GIVEN PASSAGE:
$\oint 7$ The Dreaded Logs¶

$\oint 7.1$ & $7.2$ Exponential Growth and Decay¶

$$ f(x) = a \cdot b^x $$

$0 < b < 1 \to$ Decay

$b > 1 \to$ Growth

Example:

$$ A(t) = P(1+\frac{r}{n})^{nt} $$

$a = P$

$b = 1 + \frac{r}{b}$

$x = nt$

$(1 + \frac{r}{n}) > 1 \to$ Growth

Exponential Growth/Decay Formulas

Growth: $$ A(t) = A_0(1+r)^t$$

Decay: $$ A(t) = A_0(1-r)^t$$

Example: Snowmobile cost 4200 $. Value decreases by 10% per year. What is the value after 3 years?

$$ A(3) = 4200(1-.1)^3$$

Transformation:

$$ f(x) = a(b)^{x - h} + k $$

$$ f(x) = e^x $$$$\lim_{n\to\infty}\bigg(1+\frac{1}{n}\bigg)^n = e$$

Tiger Shark length (cm) is modeled by:

$$ l = 337 - 276e^{-0.178t}$$

$$ b_x = y \Leftrightarrow log_by=x $$

Log of a product

$log_bm + log_bn = log_b(mn)$

Log of a quotient

$log_bm - log_bn = log_b(\frac{m}{n})$

Log of a power

$log_bm^n = n \cdot log_bm$

Change of base

$log_mn = \frac{log_bn}{log_bm}$

WORK REQUIRED:
Reproduce everything in the exponential growth and logarithms notes from "Growth: $$ A(t)" down to "after 3 years?".

ROWS:
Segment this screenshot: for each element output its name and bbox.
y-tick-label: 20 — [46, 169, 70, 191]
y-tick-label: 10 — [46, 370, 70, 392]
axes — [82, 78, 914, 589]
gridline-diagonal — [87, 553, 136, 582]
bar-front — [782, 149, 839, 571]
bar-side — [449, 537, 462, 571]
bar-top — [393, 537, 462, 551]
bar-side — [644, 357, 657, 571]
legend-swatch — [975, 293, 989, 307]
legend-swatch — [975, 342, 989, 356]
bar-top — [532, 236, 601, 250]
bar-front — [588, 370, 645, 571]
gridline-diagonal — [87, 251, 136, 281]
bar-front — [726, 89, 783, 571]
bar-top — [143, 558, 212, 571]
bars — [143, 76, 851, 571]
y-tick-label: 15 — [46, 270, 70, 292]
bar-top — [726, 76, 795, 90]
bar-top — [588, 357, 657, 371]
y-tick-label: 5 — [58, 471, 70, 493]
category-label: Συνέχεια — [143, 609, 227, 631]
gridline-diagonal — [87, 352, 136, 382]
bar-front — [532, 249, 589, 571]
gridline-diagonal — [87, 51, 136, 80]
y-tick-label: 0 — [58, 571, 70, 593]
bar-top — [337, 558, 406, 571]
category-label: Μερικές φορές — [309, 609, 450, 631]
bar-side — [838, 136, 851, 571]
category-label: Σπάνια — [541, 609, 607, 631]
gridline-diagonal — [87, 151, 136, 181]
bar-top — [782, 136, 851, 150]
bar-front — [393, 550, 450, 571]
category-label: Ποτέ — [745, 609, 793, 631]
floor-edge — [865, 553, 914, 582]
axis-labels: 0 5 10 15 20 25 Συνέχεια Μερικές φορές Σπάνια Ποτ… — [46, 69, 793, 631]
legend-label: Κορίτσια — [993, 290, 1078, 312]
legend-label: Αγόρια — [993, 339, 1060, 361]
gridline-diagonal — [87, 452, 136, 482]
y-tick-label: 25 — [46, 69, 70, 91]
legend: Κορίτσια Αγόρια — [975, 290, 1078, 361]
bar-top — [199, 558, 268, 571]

THE COMPLETED TASK:
Growth: $$ A(t) = A_0(1+r)^t$$

Decay: $$ A(t) = A_0(1-r)^t$$

Example: Snowmobile cost 4200 $. Value decreases by 10% per year. What is the value after 3 years?